REQUEST
Repeat the material below exactly, with no pictures.

RECORDS
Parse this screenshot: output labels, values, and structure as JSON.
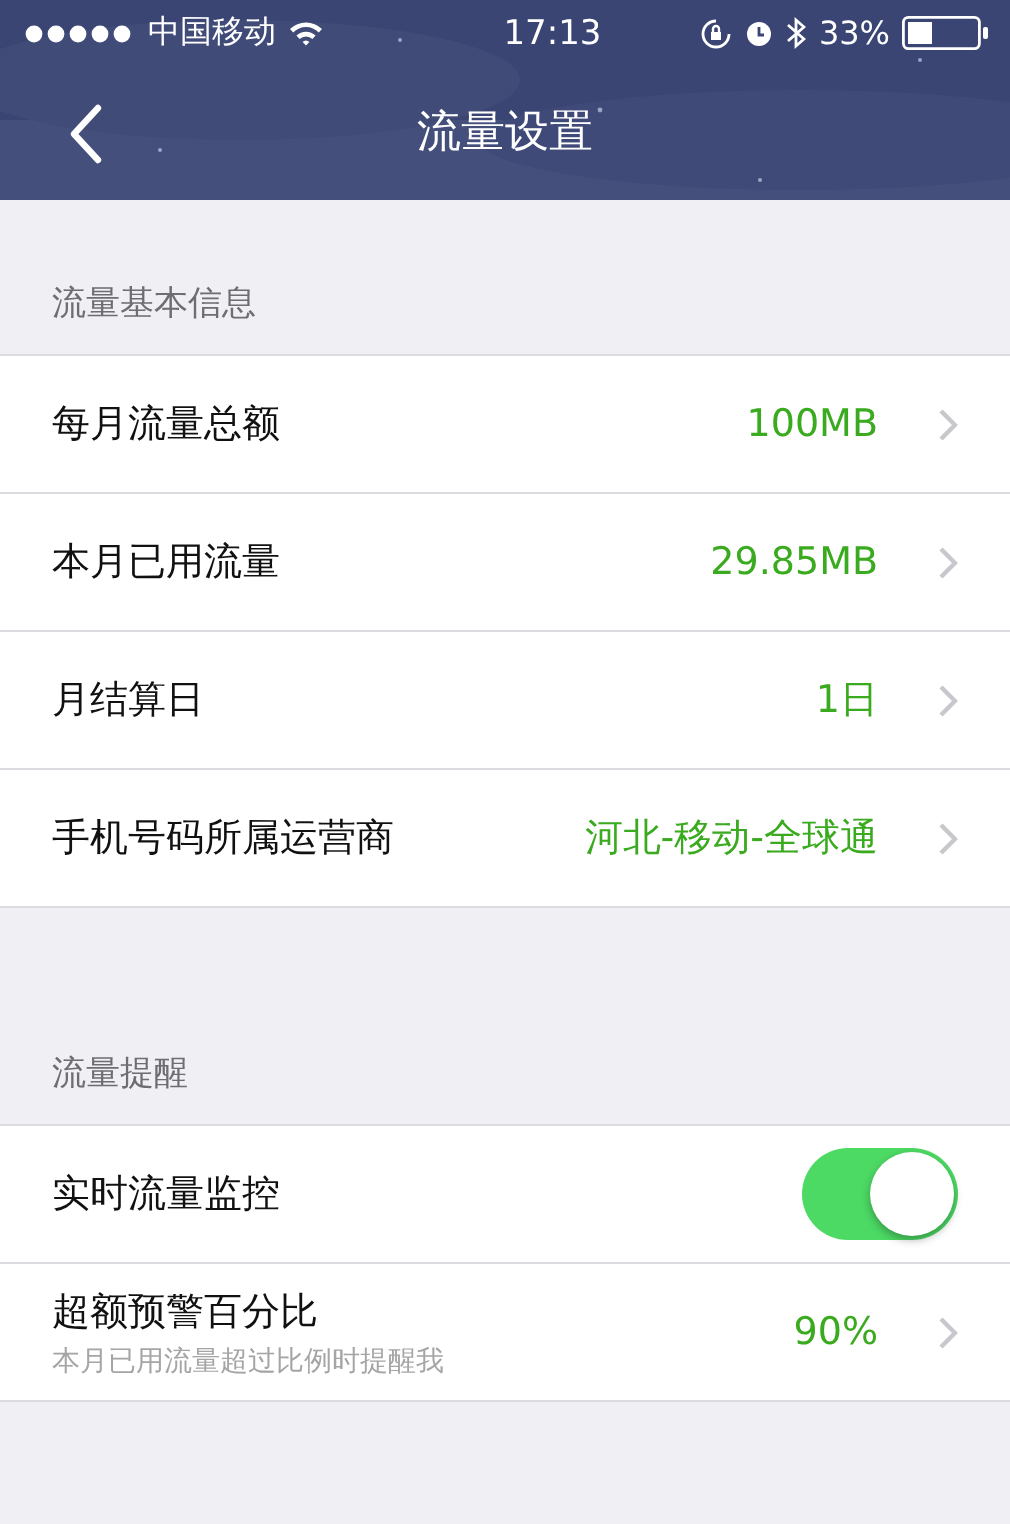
{
  "status_bar": {
    "carrier": "中国移动",
    "time": "17:13",
    "battery": "33%"
  },
  "nav": {
    "title": "流量设置"
  },
  "sections": [
    {
      "header": "流量基本信息",
      "rows": [
        {
          "kind": "value",
          "label": "每月流量总额",
          "value": "100MB"
        },
        {
          "kind": "value",
          "label": "本月已用流量",
          "value": "29.85MB"
        },
        {
          "kind": "value",
          "label": "月结算日",
          "value": "1日"
        },
        {
          "kind": "value",
          "label": "手机号码所属运营商",
          "value": "河北-移动-全球通"
        }
      ]
    },
    {
      "header": "流量提醒",
      "rows": [
        {
          "kind": "toggle",
          "label": "实时流量监控",
          "on": true
        },
        {
          "kind": "value",
          "label": "超额预警百分比",
          "subtitle": "本月已用流量超过比例时提醒我",
          "value": "90%"
        }
      ]
    }
  ]
}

RESPONSE TO THIS EXERCISE
Parse this screenshot: output labels, values, and structure as JSON.
{
  "status_bar": {
    "carrier": "中国移动",
    "time": "17:13",
    "battery": "33%"
  },
  "nav": {
    "title": "流量设置"
  },
  "sections": [
    {
      "header": "流量基本信息",
      "rows": [
        {
          "kind": "value",
          "label": "每月流量总额",
          "value": "100MB"
        },
        {
          "kind": "value",
          "label": "本月已用流量",
          "value": "29.85MB"
        },
        {
          "kind": "value",
          "label": "月结算日",
          "value": "1日"
        },
        {
          "kind": "value",
          "label": "手机号码所属运营商",
          "value": "河北-移动-全球通"
        }
      ]
    },
    {
      "header": "流量提醒",
      "rows": [
        {
          "kind": "toggle",
          "label": "实时流量监控",
          "on": true
        },
        {
          "kind": "value",
          "label": "超额预警百分比",
          "subtitle": "本月已用流量超过比例时提醒我",
          "value": "90%"
        }
      ]
    }
  ]
}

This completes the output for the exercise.